* [Directive]: Examine each line of the data. Copy those that contain the string "right".

::: Material to process :::

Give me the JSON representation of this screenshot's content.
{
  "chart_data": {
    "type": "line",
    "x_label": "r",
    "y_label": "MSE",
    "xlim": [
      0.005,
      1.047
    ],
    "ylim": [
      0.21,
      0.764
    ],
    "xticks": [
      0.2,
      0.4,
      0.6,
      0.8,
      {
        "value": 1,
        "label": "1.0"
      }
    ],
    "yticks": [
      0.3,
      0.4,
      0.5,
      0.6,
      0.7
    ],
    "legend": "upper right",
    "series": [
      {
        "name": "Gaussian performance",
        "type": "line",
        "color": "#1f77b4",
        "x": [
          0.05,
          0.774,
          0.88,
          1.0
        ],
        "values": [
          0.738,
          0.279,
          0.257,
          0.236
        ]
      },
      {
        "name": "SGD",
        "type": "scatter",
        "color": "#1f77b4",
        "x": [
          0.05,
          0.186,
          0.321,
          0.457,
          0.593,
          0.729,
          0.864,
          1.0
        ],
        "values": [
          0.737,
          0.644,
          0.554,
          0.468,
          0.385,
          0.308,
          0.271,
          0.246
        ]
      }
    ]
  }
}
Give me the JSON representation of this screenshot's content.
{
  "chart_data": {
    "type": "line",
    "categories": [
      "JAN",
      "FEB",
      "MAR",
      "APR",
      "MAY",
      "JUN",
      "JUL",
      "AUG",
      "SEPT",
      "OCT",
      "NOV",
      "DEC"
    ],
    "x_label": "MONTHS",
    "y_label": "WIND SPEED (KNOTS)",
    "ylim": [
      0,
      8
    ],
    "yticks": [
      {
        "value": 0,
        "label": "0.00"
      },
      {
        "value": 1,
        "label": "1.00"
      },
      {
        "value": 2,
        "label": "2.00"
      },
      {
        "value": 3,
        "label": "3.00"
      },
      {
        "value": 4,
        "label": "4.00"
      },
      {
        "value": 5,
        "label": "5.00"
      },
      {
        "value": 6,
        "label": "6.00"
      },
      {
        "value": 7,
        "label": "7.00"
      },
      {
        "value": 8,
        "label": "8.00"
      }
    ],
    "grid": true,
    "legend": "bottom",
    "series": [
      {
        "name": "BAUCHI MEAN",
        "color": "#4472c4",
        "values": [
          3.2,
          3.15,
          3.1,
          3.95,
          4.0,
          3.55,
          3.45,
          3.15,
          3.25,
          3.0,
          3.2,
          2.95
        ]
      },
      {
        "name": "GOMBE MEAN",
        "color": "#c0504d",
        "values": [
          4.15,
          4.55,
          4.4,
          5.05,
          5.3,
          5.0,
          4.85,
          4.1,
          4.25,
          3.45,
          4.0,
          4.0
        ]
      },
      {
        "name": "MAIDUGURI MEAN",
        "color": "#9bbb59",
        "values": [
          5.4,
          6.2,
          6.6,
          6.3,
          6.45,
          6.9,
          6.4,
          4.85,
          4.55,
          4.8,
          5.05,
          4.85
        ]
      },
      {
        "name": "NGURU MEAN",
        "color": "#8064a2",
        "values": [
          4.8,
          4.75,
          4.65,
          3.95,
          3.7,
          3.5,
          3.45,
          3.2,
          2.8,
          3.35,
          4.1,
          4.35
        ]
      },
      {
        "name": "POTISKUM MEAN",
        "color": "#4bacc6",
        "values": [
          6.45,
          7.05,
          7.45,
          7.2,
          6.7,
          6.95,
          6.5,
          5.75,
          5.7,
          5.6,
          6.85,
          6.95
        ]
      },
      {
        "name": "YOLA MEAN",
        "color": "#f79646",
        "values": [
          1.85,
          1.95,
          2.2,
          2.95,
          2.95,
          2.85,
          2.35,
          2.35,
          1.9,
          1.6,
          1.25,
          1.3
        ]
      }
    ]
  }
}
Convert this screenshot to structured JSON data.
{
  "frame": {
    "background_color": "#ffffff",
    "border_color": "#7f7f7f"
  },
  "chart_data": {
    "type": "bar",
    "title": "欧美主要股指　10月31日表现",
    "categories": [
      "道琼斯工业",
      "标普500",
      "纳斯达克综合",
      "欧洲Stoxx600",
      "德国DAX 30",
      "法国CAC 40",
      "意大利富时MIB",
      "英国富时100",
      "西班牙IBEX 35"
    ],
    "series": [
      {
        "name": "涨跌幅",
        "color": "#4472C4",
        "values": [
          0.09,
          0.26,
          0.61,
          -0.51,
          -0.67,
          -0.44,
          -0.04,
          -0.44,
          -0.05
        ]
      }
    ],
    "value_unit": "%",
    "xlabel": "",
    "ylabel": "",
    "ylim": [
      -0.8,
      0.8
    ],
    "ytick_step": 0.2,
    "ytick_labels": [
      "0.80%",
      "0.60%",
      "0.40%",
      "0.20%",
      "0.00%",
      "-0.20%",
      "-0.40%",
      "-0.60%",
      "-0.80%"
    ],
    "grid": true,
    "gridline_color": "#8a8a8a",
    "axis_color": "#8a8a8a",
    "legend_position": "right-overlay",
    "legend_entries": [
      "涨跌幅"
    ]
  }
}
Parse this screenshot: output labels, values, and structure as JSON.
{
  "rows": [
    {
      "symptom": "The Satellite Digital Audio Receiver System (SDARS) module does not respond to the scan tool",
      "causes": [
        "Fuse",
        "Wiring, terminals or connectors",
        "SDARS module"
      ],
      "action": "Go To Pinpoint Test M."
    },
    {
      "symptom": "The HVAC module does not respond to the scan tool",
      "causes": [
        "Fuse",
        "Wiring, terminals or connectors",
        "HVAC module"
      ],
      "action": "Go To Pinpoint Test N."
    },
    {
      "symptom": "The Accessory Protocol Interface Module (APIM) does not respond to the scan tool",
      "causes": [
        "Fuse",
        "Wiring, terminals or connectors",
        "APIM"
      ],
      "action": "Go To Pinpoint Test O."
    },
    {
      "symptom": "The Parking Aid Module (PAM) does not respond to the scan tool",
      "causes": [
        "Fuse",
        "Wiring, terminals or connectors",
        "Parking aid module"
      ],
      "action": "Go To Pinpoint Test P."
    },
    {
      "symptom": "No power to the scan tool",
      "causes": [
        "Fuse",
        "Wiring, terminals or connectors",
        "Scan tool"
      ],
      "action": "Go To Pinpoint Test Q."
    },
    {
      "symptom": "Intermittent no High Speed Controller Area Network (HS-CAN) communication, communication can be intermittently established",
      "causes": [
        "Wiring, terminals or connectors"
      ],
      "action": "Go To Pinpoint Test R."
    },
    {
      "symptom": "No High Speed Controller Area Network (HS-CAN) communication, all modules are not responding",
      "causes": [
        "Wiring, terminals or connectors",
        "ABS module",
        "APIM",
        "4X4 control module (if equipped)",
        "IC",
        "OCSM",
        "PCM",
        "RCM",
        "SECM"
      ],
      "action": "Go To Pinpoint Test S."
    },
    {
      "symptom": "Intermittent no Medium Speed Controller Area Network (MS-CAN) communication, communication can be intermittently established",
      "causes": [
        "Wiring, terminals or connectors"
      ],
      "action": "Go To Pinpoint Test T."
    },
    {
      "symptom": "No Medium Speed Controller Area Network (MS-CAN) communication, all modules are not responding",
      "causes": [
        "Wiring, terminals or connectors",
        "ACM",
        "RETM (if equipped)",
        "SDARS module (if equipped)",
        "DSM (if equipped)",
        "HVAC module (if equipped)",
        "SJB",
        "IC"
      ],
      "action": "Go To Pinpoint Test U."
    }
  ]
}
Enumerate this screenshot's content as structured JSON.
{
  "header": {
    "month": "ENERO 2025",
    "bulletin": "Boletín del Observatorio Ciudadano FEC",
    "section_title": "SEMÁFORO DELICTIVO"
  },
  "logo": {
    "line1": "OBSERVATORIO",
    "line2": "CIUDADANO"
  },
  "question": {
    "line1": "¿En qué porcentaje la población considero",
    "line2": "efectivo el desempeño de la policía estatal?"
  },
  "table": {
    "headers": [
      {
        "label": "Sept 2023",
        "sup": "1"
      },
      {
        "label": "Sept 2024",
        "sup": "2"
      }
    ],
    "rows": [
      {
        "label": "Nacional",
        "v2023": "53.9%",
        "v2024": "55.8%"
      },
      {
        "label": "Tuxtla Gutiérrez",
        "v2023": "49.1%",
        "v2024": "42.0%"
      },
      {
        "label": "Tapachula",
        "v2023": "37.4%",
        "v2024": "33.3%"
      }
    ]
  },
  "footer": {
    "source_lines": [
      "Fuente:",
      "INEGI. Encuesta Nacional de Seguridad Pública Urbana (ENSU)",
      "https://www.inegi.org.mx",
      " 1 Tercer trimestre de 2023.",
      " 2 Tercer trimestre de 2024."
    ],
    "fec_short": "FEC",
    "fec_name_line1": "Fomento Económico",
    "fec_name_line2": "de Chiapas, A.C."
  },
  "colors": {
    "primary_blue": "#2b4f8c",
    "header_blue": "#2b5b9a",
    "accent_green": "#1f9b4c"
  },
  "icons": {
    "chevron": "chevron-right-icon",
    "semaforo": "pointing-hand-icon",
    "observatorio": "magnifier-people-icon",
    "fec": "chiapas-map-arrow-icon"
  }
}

:::

* [Solution for this problem]:
    "legend": "upper right",
    "legend_position": "right-overlay",
    "chevron": "chevron-right-icon",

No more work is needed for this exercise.